***** Exercise materials

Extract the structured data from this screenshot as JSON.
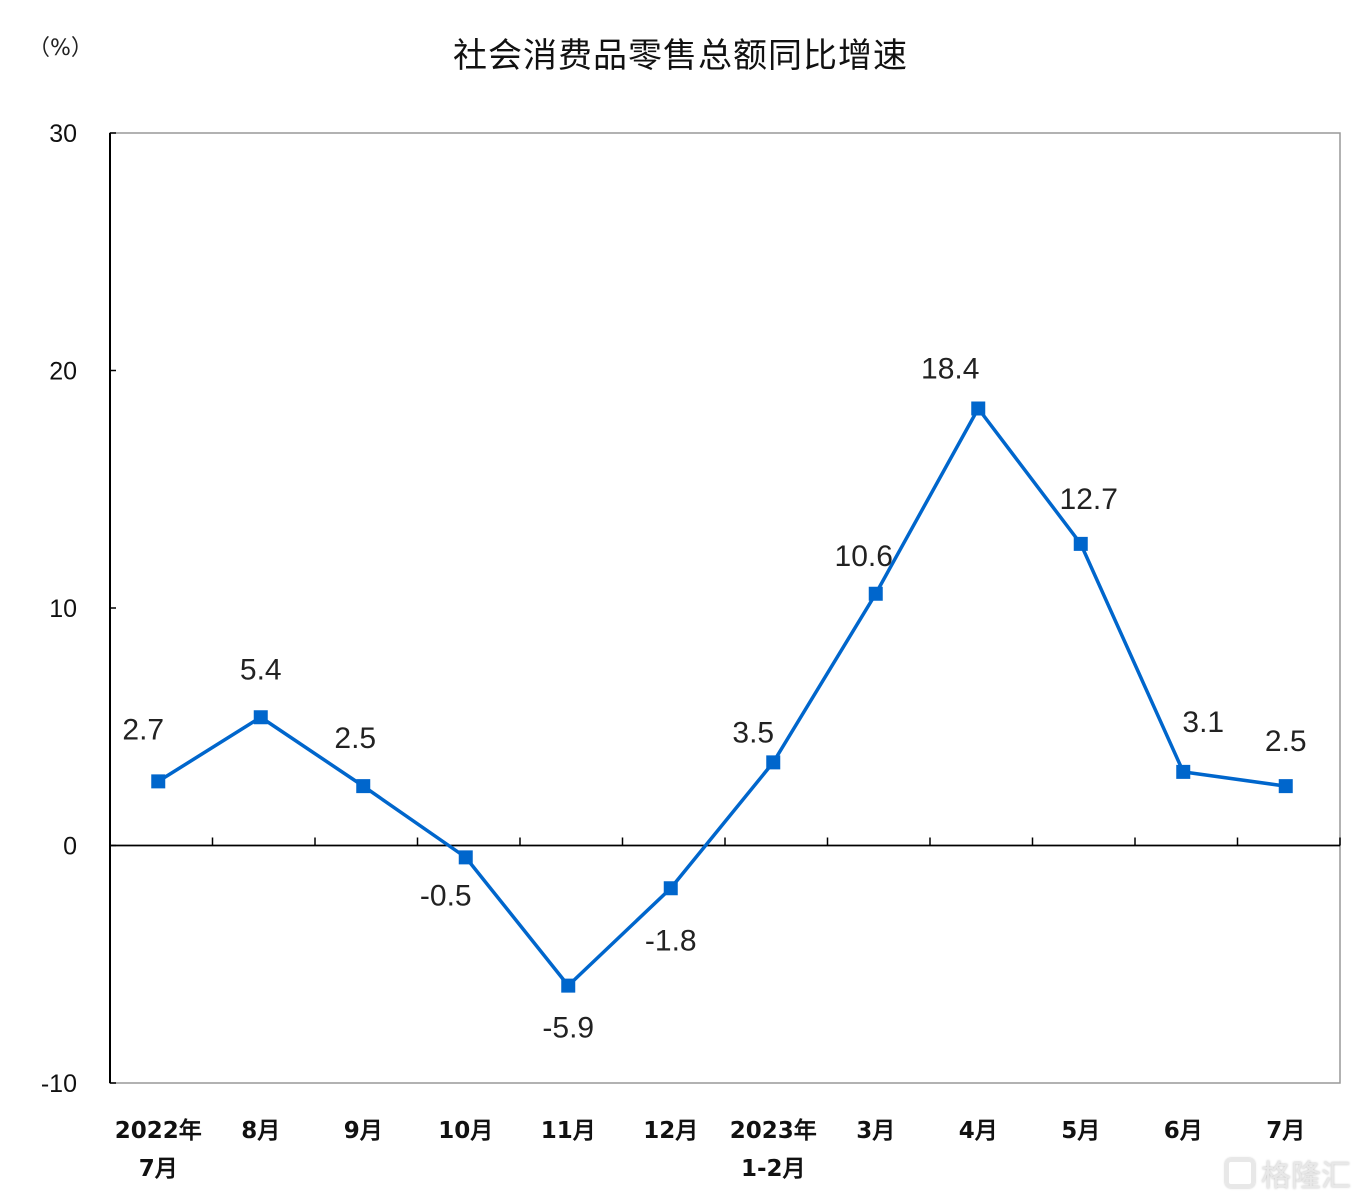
{
  "header": {
    "unit_label": "（%）",
    "title": "社会消费品零售总额同比增速"
  },
  "watermark": {
    "text": "格隆汇"
  },
  "colors": {
    "series": "#0066cc",
    "axis": "#000000"
  },
  "chart_data": {
    "type": "line",
    "title": "社会消费品零售总额同比增速",
    "xlabel": "",
    "ylabel": "(%)",
    "ylim": [
      -10,
      30
    ],
    "yticks": [
      30,
      20,
      10,
      0,
      -10
    ],
    "grid": false,
    "legend": null,
    "categories": [
      "2022年7月",
      "8月",
      "9月",
      "10月",
      "11月",
      "12月",
      "2023年1-2月",
      "3月",
      "4月",
      "5月",
      "6月",
      "7月"
    ],
    "category_lines": [
      [
        "2022年",
        "7月"
      ],
      [
        "8月"
      ],
      [
        "9月"
      ],
      [
        "10月"
      ],
      [
        "11月"
      ],
      [
        "12月"
      ],
      [
        "2023年",
        "1-2月"
      ],
      [
        "3月"
      ],
      [
        "4月"
      ],
      [
        "5月"
      ],
      [
        "6月"
      ],
      [
        "7月"
      ]
    ],
    "series": [
      {
        "name": "社会消费品零售总额同比增速",
        "marker": "square",
        "values": [
          2.7,
          5.4,
          2.5,
          -0.5,
          -5.9,
          -1.8,
          3.5,
          10.6,
          18.4,
          12.7,
          3.1,
          2.5
        ],
        "labels": [
          "2.7",
          "5.4",
          "2.5",
          "-0.5",
          "-5.9",
          "-1.8",
          "3.5",
          "10.6",
          "18.4",
          "12.7",
          "3.1",
          "2.5"
        ]
      }
    ]
  }
}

**********

■ **Given problem**
Gather up the lines containing the word "社会消费品零售总额同比增速" from these records and copy them.

■ **The completed task**
    "title": "社会消费品零售总额同比增速"
    "title": "社会消费品零售总额同比增速",
        "name": "社会消费品零售总额同比增速",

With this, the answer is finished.